Task directions:
Reproduce the listing below verbatim.

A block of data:
----

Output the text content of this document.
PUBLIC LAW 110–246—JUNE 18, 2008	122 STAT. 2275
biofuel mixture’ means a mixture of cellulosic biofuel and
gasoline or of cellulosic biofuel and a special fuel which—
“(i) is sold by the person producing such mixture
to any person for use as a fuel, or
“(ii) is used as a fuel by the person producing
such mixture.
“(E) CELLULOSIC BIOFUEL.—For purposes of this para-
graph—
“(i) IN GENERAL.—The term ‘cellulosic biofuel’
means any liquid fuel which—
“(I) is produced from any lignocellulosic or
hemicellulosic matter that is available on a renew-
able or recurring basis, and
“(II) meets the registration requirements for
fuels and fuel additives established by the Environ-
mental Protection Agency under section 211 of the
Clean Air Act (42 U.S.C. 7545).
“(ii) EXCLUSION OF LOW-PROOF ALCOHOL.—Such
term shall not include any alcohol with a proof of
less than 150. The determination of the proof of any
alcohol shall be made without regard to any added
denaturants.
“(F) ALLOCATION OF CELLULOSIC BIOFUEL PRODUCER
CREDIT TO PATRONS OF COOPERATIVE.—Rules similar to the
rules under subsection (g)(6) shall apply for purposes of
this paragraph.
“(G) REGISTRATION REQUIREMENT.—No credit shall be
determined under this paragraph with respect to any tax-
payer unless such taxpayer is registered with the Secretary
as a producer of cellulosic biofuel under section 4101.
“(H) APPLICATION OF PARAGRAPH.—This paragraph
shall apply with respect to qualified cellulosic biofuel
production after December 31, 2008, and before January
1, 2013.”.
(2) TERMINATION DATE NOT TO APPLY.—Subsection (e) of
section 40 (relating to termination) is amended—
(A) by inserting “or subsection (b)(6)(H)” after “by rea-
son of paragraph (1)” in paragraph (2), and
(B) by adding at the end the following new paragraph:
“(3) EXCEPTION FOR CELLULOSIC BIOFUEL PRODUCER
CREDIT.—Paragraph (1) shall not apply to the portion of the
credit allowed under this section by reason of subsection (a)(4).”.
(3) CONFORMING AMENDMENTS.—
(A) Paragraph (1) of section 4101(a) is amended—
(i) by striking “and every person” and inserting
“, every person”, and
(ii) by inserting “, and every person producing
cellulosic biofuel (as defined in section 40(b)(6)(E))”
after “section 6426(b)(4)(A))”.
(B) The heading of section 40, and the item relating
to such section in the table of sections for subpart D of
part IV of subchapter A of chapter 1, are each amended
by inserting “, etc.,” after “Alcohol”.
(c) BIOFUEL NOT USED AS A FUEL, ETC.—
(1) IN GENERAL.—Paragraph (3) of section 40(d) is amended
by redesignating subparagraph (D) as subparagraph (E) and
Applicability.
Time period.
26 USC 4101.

----

Final result:
Output the text content of this document.
PUBLIC LAW 110–246—JUNE 18, 2008	122 STAT. 2275
biofuel mixture’ means a mixture of cellulosic biofuel and
gasoline or of cellulosic biofuel and a special fuel which—
“(i) is sold by the person producing such mixture
to any person for use as a fuel, or
“(ii) is used as a fuel by the person producing
such mixture.
“(E) CELLULOSIC BIOFUEL.—For purposes of this para-
graph—
“(i) IN GENERAL.—The term ‘cellulosic biofuel’
means any liquid fuel which—
“(I) is produced from any lignocellulosic or
hemicellulosic matter that is available on a renew-
able or recurring basis, and
“(II) meets the registration requirements for
fuels and fuel additives established by the Environ-
mental Protection Agency under section 211 of the
Clean Air Act (42 U.S.C. 7545).
“(ii) EXCLUSION OF LOW-PROOF ALCOHOL.—Such
term shall not include any alcohol with a proof of
less than 150. The determination of the proof of any
alcohol shall be made without regard to any added
denaturants.
“(F) ALLOCATION OF CELLULOSIC BIOFUEL PRODUCER
CREDIT TO PATRONS OF COOPERATIVE.—Rules similar to the
rules under subsection (g)(6) shall apply for purposes of
this paragraph.
“(G) REGISTRATION REQUIREMENT.—No credit shall be
determined under this paragraph with respect to any tax-
payer unless such taxpayer is registered with the Secretary
as a producer of cellulosic biofuel under section 4101.
“(H) APPLICATION OF PARAGRAPH.—This paragraph
shall apply with respect to qualified cellulosic biofuel
production after December 31, 2008, and before January
1, 2013.”.
(2) TERMINATION DATE NOT TO APPLY.—Subsection (e) of
section 40 (relating to termination) is amended—
(A) by inserting “or subsection (b)(6)(H)” after “by rea-
son of paragraph (1)” in paragraph (2), and
(B) by adding at the end the following new paragraph:
“(3) EXCEPTION FOR CELLULOSIC BIOFUEL PRODUCER
CREDIT.—Paragraph (1) shall not apply to the portion of the
credit allowed under this section by reason of subsection (a)(4).”.
(3) CONFORMING AMENDMENTS.—
(A) Paragraph (1) of section 4101(a) is amended—
(i) by striking “and every person” and inserting
“, every person”, and
(ii) by inserting “, and every person producing
cellulosic biofuel (as defined in section 40(b)(6)(E))”
after “section 6426(b)(4)(A))”.
(B) The heading of section 40, and the item relating
to such section in the table of sections for subpart D of
part IV of subchapter A of chapter 1, are each amended
by inserting “, etc.,” after “Alcohol”.
(c) BIOFUEL NOT USED AS A FUEL, ETC.—
(1) IN GENERAL.—Paragraph (3) of section 40(d) is amended
by redesignating subparagraph (D) as subparagraph (E) and
Applicability.
Time period.
26 USC 4101.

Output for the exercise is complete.